■ **Input data**
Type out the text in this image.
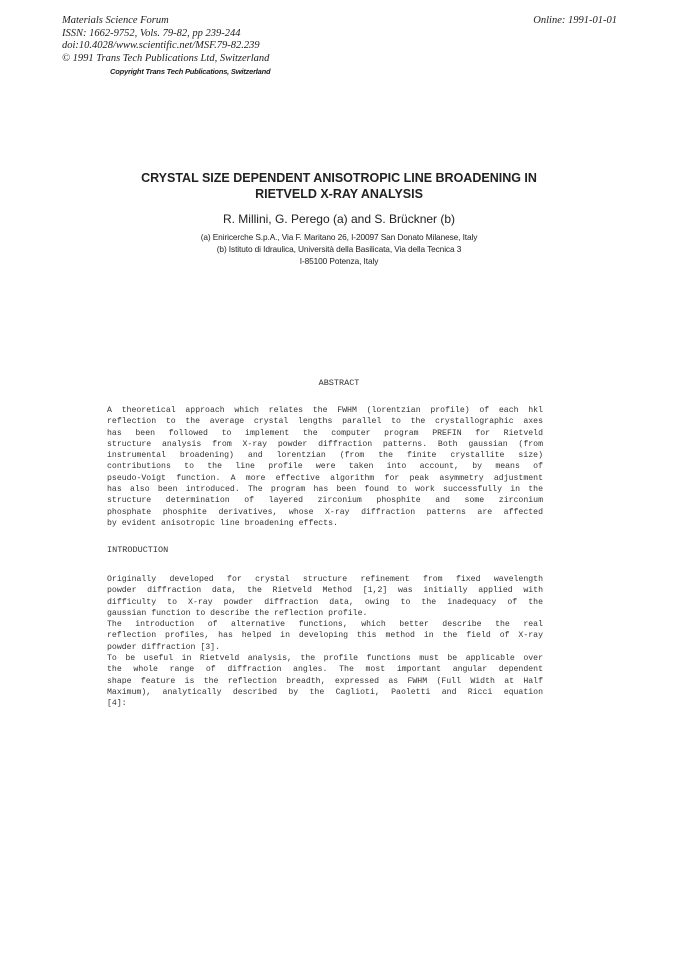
Materials Science Forum
ISSN: 1662-9752, Vols. 79-82, pp 239-244
doi:10.4028/www.scientific.net/MSF.79-82.239
© 1991 Trans Tech Publications Ltd, Switzerland
Online: 1991-01-01
Copyright Trans Tech Publications, Switzerland
CRYSTAL SIZE DEPENDENT ANISOTROPIC LINE BROADENING IN
RIETVELD X-RAY ANALYSIS
R. Millini, G. Perego (a) and S. Brückner (b)
(a) Eniricerche S.p.A., Via F. Maritano 26, I-20097 San Donato Milanese, Italy
(b) Istituto di Idraulica, Università della Basilicata, Via della Tecnica 3
I-85100 Potenza, Italy
ABSTRACT
A theoretical approach which relates the FWHM (lorentzian profile) of each hkl
reflection to the average crystal lengths parallel to the crystallographic axes
has been followed to implement the computer program PREFIN for Rietveld
structure analysis from X-ray powder diffraction patterns. Both gaussian (from
instrumental broadening) and lorentzian (from the finite crystallite size)
contributions to the line profile were taken into account, by means of
pseudo-Voigt function. A more effective algorithm for peak asymmetry adjustment
has also been introduced. The program has been found to work successfully in the
structure determination of layered zirconium phosphite and some zirconium
phosphate phosphite derivatives, whose X-ray diffraction patterns are affected
by evident anisotropic line broadening effects.
INTRODUCTION
Originally developed for crystal structure refinement from fixed wavelength
powder diffraction data, the Rietveld Method [1,2] was initially applied with
difficulty to X-ray powder diffraction data, owing to the inadequacy of the
gaussian function to describe the reflection profile.
The introduction of alternative functions, which better describe the real
reflection profiles, has helped in developing this method in the field of X-ray
powder diffraction [3].
To be useful in Rietveld analysis, the profile functions must be applicable over
the whole range of diffraction angles. The most important angular dependent
shape feature is the reflection breadth, expressed as FWHM (Full Width at Half
Maximum), analytically described by the Caglioti, Paoletti and Ricci equation
[4]:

■ **Task goal**
Quote the preceding records in their entirety, excluding every picture.

■ **Task output**
Type out the text in this image.
Materials Science Forum
ISSN: 1662-9752, Vols. 79-82, pp 239-244
doi:10.4028/www.scientific.net/MSF.79-82.239
© 1991 Trans Tech Publications Ltd, Switzerland
Online: 1991-01-01
Copyright Trans Tech Publications, Switzerland
CRYSTAL SIZE DEPENDENT ANISOTROPIC LINE BROADENING IN
RIETVELD X-RAY ANALYSIS
R. Millini, G. Perego (a) and S. Brückner (b)
(a) Eniricerche S.p.A., Via F. Maritano 26, I-20097 San Donato Milanese, Italy
(b) Istituto di Idraulica, Università della Basilicata, Via della Tecnica 3
I-85100 Potenza, Italy
ABSTRACT
A theoretical approach which relates the FWHM (lorentzian profile) of each hkl
reflection to the average crystal lengths parallel to the crystallographic axes
has been followed to implement the computer program PREFIN for Rietveld
structure analysis from X-ray powder diffraction patterns. Both gaussian (from
instrumental broadening) and lorentzian (from the finite crystallite size)
contributions to the line profile were taken into account, by means of
pseudo-Voigt function. A more effective algorithm for peak asymmetry adjustment
has also been introduced. The program has been found to work successfully in the
structure determination of layered zirconium phosphite and some zirconium
phosphate phosphite derivatives, whose X-ray diffraction patterns are affected
by evident anisotropic line broadening effects.
INTRODUCTION
Originally developed for crystal structure refinement from fixed wavelength
powder diffraction data, the Rietveld Method [1,2] was initially applied with
difficulty to X-ray powder diffraction data, owing to the inadequacy of the
gaussian function to describe the reflection profile.
The introduction of alternative functions, which better describe the real
reflection profiles, has helped in developing this method in the field of X-ray
powder diffraction [3].
To be useful in Rietveld analysis, the profile functions must be applicable over
the whole range of diffraction angles. The most important angular dependent
shape feature is the reflection breadth, expressed as FWHM (Full Width at Half
Maximum), analytically described by the Caglioti, Paoletti and Ricci equation
[4]:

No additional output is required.